# [Set exercise]
Repeat all of the data precisely.

(Stored data entries)
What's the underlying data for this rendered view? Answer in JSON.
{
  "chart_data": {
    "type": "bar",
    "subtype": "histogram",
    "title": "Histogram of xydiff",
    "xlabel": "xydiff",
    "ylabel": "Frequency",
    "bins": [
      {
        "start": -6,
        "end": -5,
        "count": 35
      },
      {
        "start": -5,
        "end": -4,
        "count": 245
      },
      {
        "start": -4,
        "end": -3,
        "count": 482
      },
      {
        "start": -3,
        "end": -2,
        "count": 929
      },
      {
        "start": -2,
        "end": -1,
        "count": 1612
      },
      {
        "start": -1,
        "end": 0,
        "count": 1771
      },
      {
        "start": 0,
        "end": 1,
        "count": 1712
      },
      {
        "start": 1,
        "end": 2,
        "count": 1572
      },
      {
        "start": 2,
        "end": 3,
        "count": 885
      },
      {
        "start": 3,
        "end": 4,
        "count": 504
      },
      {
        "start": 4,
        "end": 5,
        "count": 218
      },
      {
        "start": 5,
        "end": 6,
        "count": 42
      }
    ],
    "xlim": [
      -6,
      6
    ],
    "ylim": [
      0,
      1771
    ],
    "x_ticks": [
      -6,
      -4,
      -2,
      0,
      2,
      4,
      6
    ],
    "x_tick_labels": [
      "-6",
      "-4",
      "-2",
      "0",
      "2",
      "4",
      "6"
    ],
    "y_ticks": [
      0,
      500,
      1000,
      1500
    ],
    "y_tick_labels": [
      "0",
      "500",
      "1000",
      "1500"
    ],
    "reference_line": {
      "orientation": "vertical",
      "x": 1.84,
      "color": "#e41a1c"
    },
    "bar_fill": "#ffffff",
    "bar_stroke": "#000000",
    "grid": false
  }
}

# [The reply]
What's the underlying data for this rendered view? Answer in JSON.
{
  "chart_data": {
    "type": "bar",
    "subtype": "histogram",
    "title": "Histogram of xydiff",
    "xlabel": "xydiff",
    "ylabel": "Frequency",
    "bins": [
      {
        "start": -6,
        "end": -5,
        "count": 35
      },
      {
        "start": -5,
        "end": -4,
        "count": 245
      },
      {
        "start": -4,
        "end": -3,
        "count": 482
      },
      {
        "start": -3,
        "end": -2,
        "count": 929
      },
      {
        "start": -2,
        "end": -1,
        "count": 1612
      },
      {
        "start": -1,
        "end": 0,
        "count": 1771
      },
      {
        "start": 0,
        "end": 1,
        "count": 1712
      },
      {
        "start": 1,
        "end": 2,
        "count": 1572
      },
      {
        "start": 2,
        "end": 3,
        "count": 885
      },
      {
        "start": 3,
        "end": 4,
        "count": 504
      },
      {
        "start": 4,
        "end": 5,
        "count": 218
      },
      {
        "start": 5,
        "end": 6,
        "count": 42
      }
    ],
    "xlim": [
      -6,
      6
    ],
    "ylim": [
      0,
      1771
    ],
    "x_ticks": [
      -6,
      -4,
      -2,
      0,
      2,
      4,
      6
    ],
    "x_tick_labels": [
      "-6",
      "-4",
      "-2",
      "0",
      "2",
      "4",
      "6"
    ],
    "y_ticks": [
      0,
      500,
      1000,
      1500
    ],
    "y_tick_labels": [
      "0",
      "500",
      "1000",
      "1500"
    ],
    "reference_line": {
      "orientation": "vertical",
      "x": 1.84,
      "color": "#e41a1c"
    },
    "bar_fill": "#ffffff",
    "bar_stroke": "#000000",
    "grid": false
  }
}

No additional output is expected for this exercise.